Objectif A: Reprenez sous forme de liste numérotée le passage des entrées allant de leur tout début jusqu'à la ligne contenant "The influent flow", celle-ci comprise. Omettez les lignes vides.

Texte fourni:
★ ★ ★ ★ ★

En gros, l’Illusion de Transparence, c’est la série Lie To Me mais inversé.

Psychologie sociale et sciences de la communication

Toutes ces notions sont étudiées en sciences de la communication et plus particulièrement en psychologie sociale. Selon le psychologue Thomas Gilovich, l’illusion de transparence expliquerait même en partie le très célèbre effet spectateur, très connu en psychologie sociale. L’effet spectateur c’est le fait de ne pas agir à une urgence lorsqu’il y a beaucoup de témoins autour.

Prenons un exemple. Disons qu’Eléa se fait manger par une plante. Certainement parce qu’elle a bon goût, j’en sais rien. Hé bien, si je suis seul avec elle dans un laboratoire, je vais l’aider immédiatement pour ne pas qu’elle fusionne avec le plante, on a encore besoin d’elle tous les jours. En revanche, si Eléa se fait manger par une plante en plein milieu de Strasbourg avec plein de monde autour, il est beaucoup moins probable que moi-même, ma petite personne, vienne l’aider. En gros je vais me dire « Bah pourquoi, moi ? J’suis pas médecin, il y a bien quelqu’un de plus compétent autour » ou encore « Bwarf… a priori ça n’a pas l’air si grave ou urgent car personne réagit » ; et donc moi-même ne réagit pas pour l’aider. C’est ça l’effet spectateur. La présence d’autres personnes réduit les probabilités qu’une personne agisse, ou vienne en aide à quelqu’un par exemple.

Hé bah, selon Thomas Gilovich, cet effet spectateur serait potentiellement expliquée par l’illusion de transparence. Quand je vois Eléa se faire manger par une plante, je regarde la réaction des gens autour s’ils sont horrifiés ou pas. Si, selon moi, je ne vois personne qui est horrifié, alors moi-même je ne dois pas l’être. Après tout, c’est peut-être un spectacle et… je vais me trouver comme un con à aider une personne en danger alors que c’était pour de faux. Vous comprenez l’idée ?

Effet projecteur = Illusion de transparence ?

★ ★ ★ ★ ★

Objectif B: Rédigez, s'il vous plaît, la suite du texte sur l'illusion de transparence, en partant de sa dernière ligne.

★ ★ ★ ★ ★

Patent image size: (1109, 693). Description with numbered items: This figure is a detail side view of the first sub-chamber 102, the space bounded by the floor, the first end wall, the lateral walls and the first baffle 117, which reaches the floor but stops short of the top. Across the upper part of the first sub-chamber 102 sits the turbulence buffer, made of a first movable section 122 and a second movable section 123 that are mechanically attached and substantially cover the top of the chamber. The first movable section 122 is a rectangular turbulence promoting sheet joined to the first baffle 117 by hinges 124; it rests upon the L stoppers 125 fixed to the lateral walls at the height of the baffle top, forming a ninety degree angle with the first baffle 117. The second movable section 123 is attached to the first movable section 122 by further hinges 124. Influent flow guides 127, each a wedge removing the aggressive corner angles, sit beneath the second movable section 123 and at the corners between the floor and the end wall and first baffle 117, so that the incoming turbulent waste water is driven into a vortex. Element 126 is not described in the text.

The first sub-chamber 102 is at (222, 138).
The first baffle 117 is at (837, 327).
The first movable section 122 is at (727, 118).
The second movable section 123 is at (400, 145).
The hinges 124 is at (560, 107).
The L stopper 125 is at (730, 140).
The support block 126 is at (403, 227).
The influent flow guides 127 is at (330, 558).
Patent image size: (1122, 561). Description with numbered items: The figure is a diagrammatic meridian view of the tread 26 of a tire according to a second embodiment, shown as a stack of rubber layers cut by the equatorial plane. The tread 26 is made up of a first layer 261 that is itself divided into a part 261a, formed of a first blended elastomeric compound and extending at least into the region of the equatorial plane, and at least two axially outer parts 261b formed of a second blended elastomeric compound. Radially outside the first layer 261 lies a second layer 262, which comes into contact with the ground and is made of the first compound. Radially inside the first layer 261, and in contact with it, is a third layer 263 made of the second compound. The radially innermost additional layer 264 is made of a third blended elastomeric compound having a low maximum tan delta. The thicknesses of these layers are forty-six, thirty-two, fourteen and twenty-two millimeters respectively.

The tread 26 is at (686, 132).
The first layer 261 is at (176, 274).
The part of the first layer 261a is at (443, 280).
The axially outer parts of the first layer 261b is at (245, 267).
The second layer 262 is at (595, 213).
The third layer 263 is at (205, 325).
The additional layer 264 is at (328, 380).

★ ★ ★ ★ ★

Réponse proposée A:
1. Patent image size: (1109, 693). Description with numbered items: This figure is a detail side view of the first sub-chamber 102, the space bounded by the floor, the first end wall, the lateral walls and the first baffle 117, which reaches the floor but stops short of the top. Across the upper part of the first sub-chamber 102 sits the turbulence buffer, made of a first movable section 122 and a second movable section 123 that are mechanically attached and substantially cover the top of the chamber. The first movable section 122 is a rectangular turbulence promoting sheet joined to the first baffle 117 by hinges 124; it rests upon the L stoppers 125 fixed to the lateral walls at the height of the baffle top, forming a ninety degree angle with the first baffle 117. The second movable section 123 is attached to the first movable section 122 by further hinges 124. Influent flow guides 127, each a wedge removing the aggressive corner angles, sit beneath the second movable section 123 and at the corners between the floor and the end wall and first baffle 117, so that the incoming turbulent waste water is driven into a vortex. Element 126 is not described in the text.
2. The first sub-chamber 102 is at (222, 138).
3. The first baffle 117 is at (837, 327).
4. The first movable section 122 is at (727, 118).
5. The second movable section 123 is at (400, 145).
6. The hinges 124 is at (560, 107).
7. The L stopper 125 is at (730, 140).
8. The support block 126 is at (403, 227).
9. The influent flow guides 127 is at (330, 558).

Réponse proposée B:
Une autre notion proche, est l’effet projecteur (Brown & Stopaz, 2007, http://dx.doi.org/10.1016/j.janxdis.2006.11.006). Un autre biais socio-cognitif. L’effet projecteur est, grossièrement, la croyance d’être davantage le centre du monde que ce que l’on est réellement. Pour l’illustrer, imaginez que vous allez présenter un oral devant des centaines de personne, seul sur une scène. Hé bien, si vous êtes stressé, on a tendance à surestimer sa visibilité. Les jambes qui tremblent ? Les mains qui tremblent ? La voix qui vacille ? Les mains moites ? Hé bah tout ça, on a tendance à exagérer ce que ça ressort réellement du point de vue des autres. C’est ça l’effet projecteur. Nous seul sur scène on ressent énormément le stress. Mais ça ne veut pas dire qu’il est énormément visible par les autres.

Pour beaucoup (Schroeter, 2007, https://doi.org/10.1080/00048400701654820), l’effet spectateur et l’illusion de transparence sont similaires. En effet, les deux biais cognitifs prennent l’expérience subjective vécue comme une réalité perçue par les autres. Comme si on était un livre ouvert. Or selon certains auteurs, ici Brown et Stopaz (2007, http://dx.doi.org/10.1016/j.janxdis.2006.11.006), ces deux biais cognitifs peuvent être différenciés. Alors que l’effet projecteur varierait beaucoup en fonction des conditions sociales – du contexte – l’illusion de transparence ne varierait pas.

Pour en arriver à cette conclusion, les auteurs ont fait passé un test de mémoire à une centaine d’étudiants devant une caméra ou devant un évaluateur seul. Pour ceux qui passaient le test devant une caméra, on leur disait qu’ils seront ensuite évalués par des experts. Dans cette condition, il y alors une forte pression sociale. Alors que dans l’autre condition où seul un évaluateur observe le déroulement du test de mémoire, l’étudiant se sent moins oppressé par le contexte.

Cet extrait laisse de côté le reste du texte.